### Exercise aim
Where a line contains the word "this", copy that line.
══ Listed entries ══
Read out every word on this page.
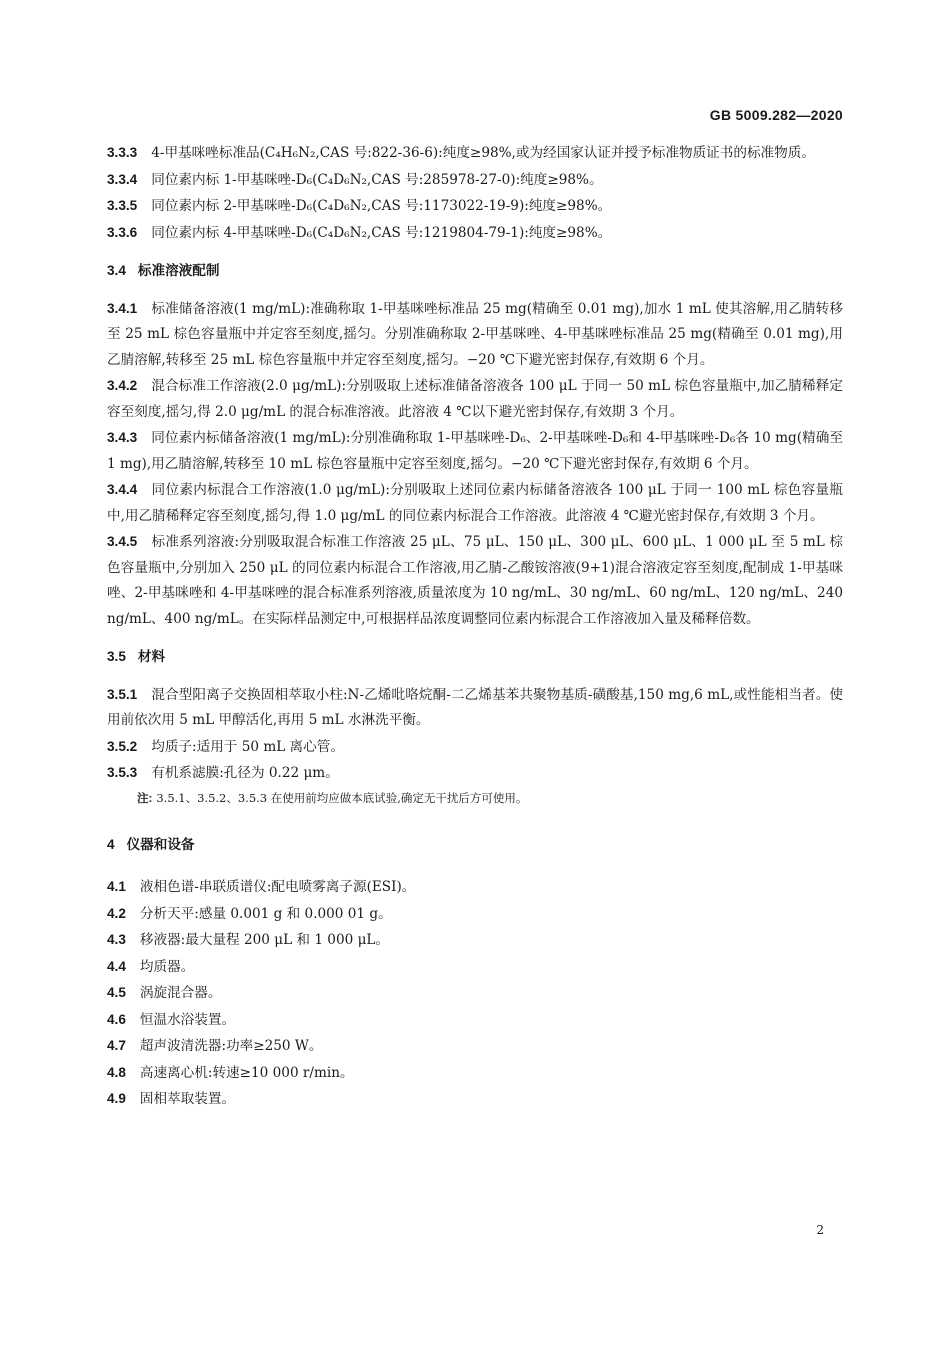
GB 5009.282—2020

3.3.3 4-甲基咪唑标准品(C₄H₆N₂,CAS 号:822-36-6):纯度≥98%,或为经国家认证并授予标准物质证书的标准物质。

3.3.4 同位素内标 1-甲基咪唑-D₆(C₄D₆N₂,CAS 号:285978-27-0):纯度≥98%。

3.3.5 同位素内标 2-甲基咪唑-D₆(C₄D₆N₂,CAS 号:1173022-19-9):纯度≥98%。

3.3.6 同位素内标 4-甲基咪唑-D₆(C₄D₆N₂,CAS 号:1219804-79-1):纯度≥98%。

3.4 标准溶液配制

3.4.1 标准储备溶液(1 mg/mL):准确称取 1-甲基咪唑标准品 25 mg(精确至 0.01 mg),加水 1 mL 使其溶解,用乙腈转移至 25 mL 棕色容量瓶中并定容至刻度,摇匀。分别准确称取 2-甲基咪唑、4-甲基咪唑标准品 25 mg(精确至 0.01 mg),用乙腈溶解,转移至 25 mL 棕色容量瓶中并定容至刻度,摇匀。−20 ℃下避光密封保存,有效期 6 个月。

3.4.2 混合标准工作溶液(2.0 μg/mL):分别吸取上述标准储备溶液各 100 μL 于同一 50 mL 棕色容量瓶中,加乙腈稀释定容至刻度,摇匀,得 2.0 μg/mL 的混合标准溶液。此溶液 4 ℃以下避光密封保存,有效期 3 个月。

3.4.3 同位素内标储备溶液(1 mg/mL):分别准确称取 1-甲基咪唑-D₆、2-甲基咪唑-D₆和 4-甲基咪唑-D₆各 10 mg(精确至 1 mg),用乙腈溶解,转移至 10 mL 棕色容量瓶中定容至刻度,摇匀。−20 ℃下避光密封保存,有效期 6 个月。

3.4.4 同位素内标混合工作溶液(1.0 μg/mL):分别吸取上述同位素内标储备溶液各 100 μL 于同一 100 mL 棕色容量瓶中,用乙腈稀释定容至刻度,摇匀,得 1.0 μg/mL 的同位素内标混合工作溶液。此溶液 4 ℃避光密封保存,有效期 3 个月。

3.4.5 标准系列溶液:分别吸取混合标准工作溶液 25 μL、75 μL、150 μL、300 μL、600 μL、1 000 μL 至 5 mL 棕色容量瓶中,分别加入 250 μL 的同位素内标混合工作溶液,用乙腈-乙酸铵溶液(9+1)混合溶液定容至刻度,配制成 1-甲基咪唑、2-甲基咪唑和 4-甲基咪唑的混合标准系列溶液,质量浓度为 10 ng/mL、30 ng/mL、60 ng/mL、120 ng/mL、240 ng/mL、400 ng/mL。在实际样品测定中,可根据样品浓度调整同位素内标混合工作溶液加入量及稀释倍数。

3.5 材料

3.5.1 混合型阳离子交换固相萃取小柱:N-乙烯吡咯烷酮-二乙烯基苯共聚物基质-磺酸基,150 mg,6 mL,或性能相当者。使用前依次用 5 mL 甲醇活化,再用 5 mL 水淋洗平衡。

3.5.2 均质子:适用于 50 mL 离心管。

3.5.3 有机系滤膜:孔径为 0.22 μm。

注: 3.5.1、3.5.2、3.5.3 在使用前均应做本底试验,确定无干扰后方可使用。

4 仪器和设备

4.1 液相色谱-串联质谱仪:配电喷雾离子源(ESI)。

4.2 分析天平:感量 0.001 g 和 0.000 01 g。

4.3 移液器:最大量程 200 μL 和 1 000 μL。

4.4 均质器。

4.5 涡旋混合器。

4.6 恒温水浴装置。

4.7 超声波清洗器:功率≥250 W。

4.8 高速离心机:转速≥10 000 r/min。

4.9 固相萃取装置。

2
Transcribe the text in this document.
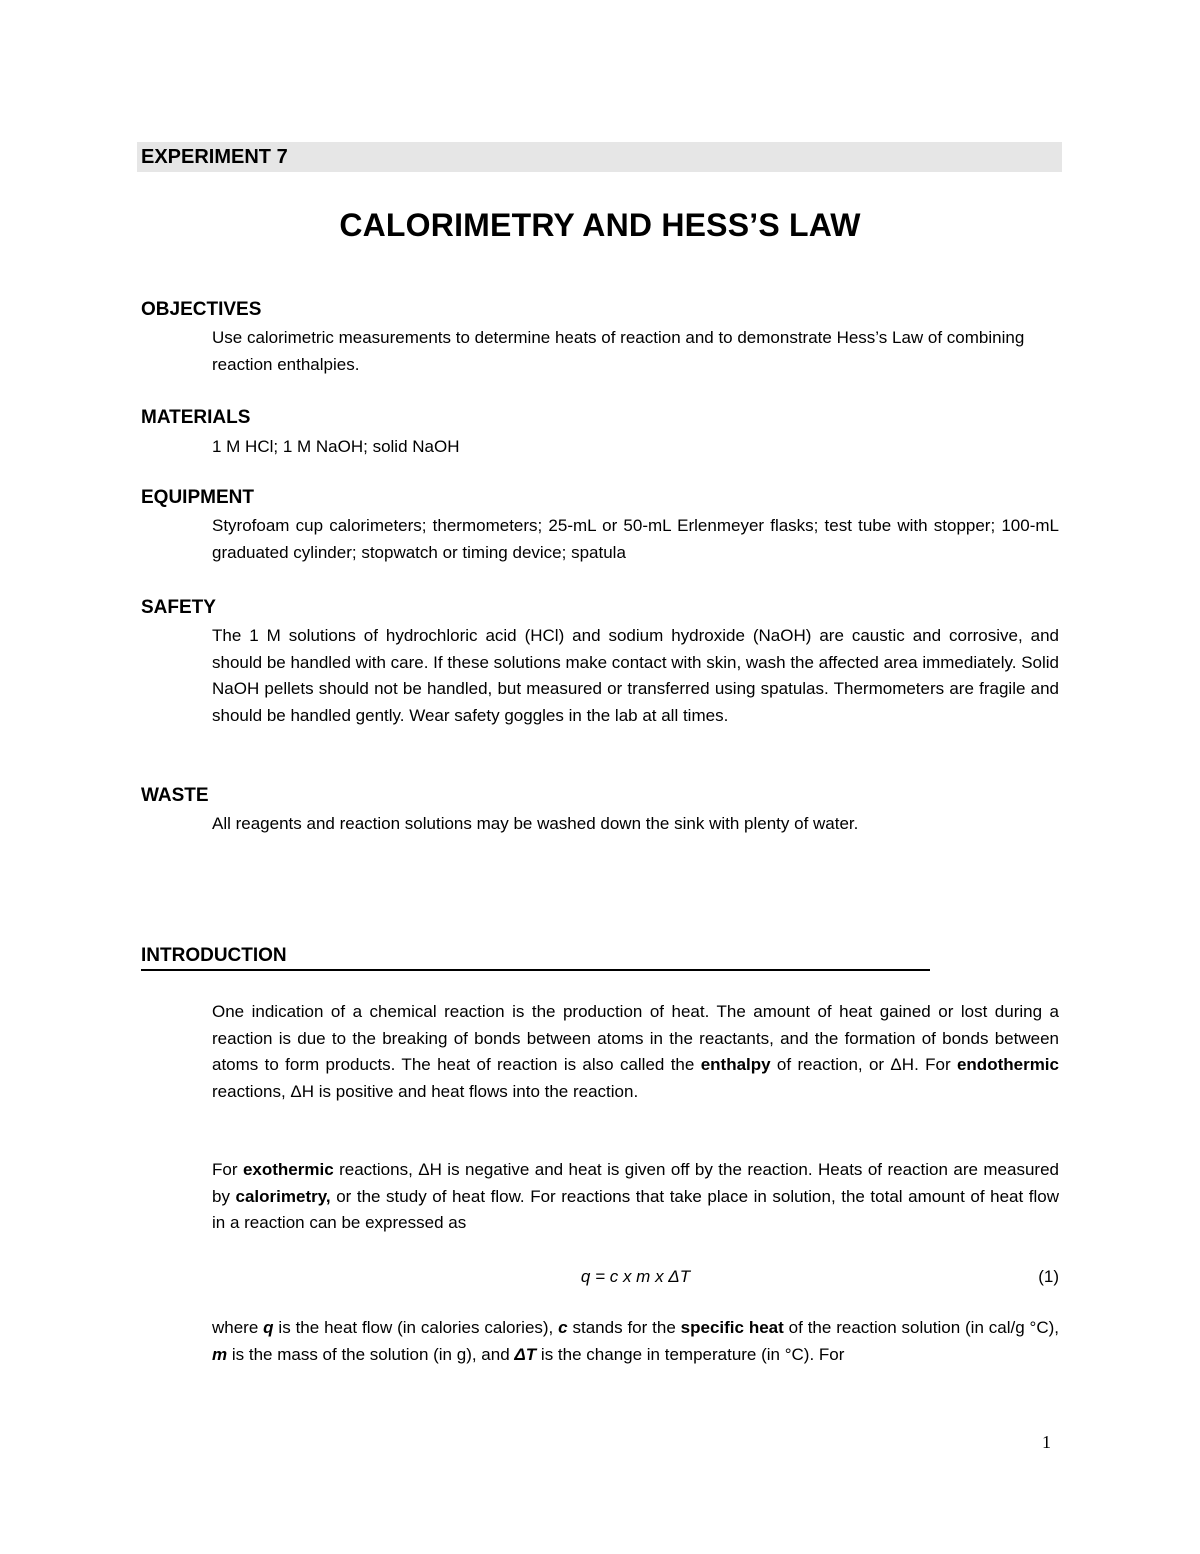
EXPERIMENT 7
CALORIMETRY AND HESS’S LAW
OBJECTIVES
Use calorimetric measurements to determine heats of reaction and to demonstrate Hess’s Law of combining reaction enthalpies.
MATERIALS
1 M HCl; 1 M NaOH; solid NaOH
EQUIPMENT
Styrofoam cup calorimeters; thermometers; 25-mL or 50-mL Erlenmeyer flasks; test tube with stopper; 100-mL graduated cylinder; stopwatch or timing device; spatula
SAFETY
The 1 M solutions of hydrochloric acid (HCl) and sodium hydroxide (NaOH) are caustic and corrosive, and should be handled with care. If these solutions make contact with skin, wash the affected area immediately. Solid NaOH pellets should not be handled, but measured or transferred using spatulas. Thermometers are fragile and should be handled gently. Wear safety goggles in the lab at all times.
WASTE
All reagents and reaction solutions may be washed down the sink with plenty of water.
INTRODUCTION
One indication of a chemical reaction is the production of heat. The amount of heat gained or lost during a reaction is due to the breaking of bonds between atoms in the reactants, and the formation of bonds between atoms to form products. The heat of reaction is also called the enthalpy of reaction, or ΔH. For endothermic reactions, ΔH is positive and heat flows into the reaction.
For exothermic reactions, ΔH is negative and heat is given off by the reaction. Heats of reaction are measured by calorimetry, or the study of heat flow. For reactions that take place in solution, the total amount of heat flow in a reaction can be expressed as
q = c x m x ΔT	(1)
where q is the heat flow (in calories calories), c stands for the specific heat of the reaction solution (in cal/g °C), m is the mass of the solution (in g), and ΔT is the change in temperature (in °C). For
1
═══
### Expected answer
Read out every word on this page.
Transcribe the text in this document.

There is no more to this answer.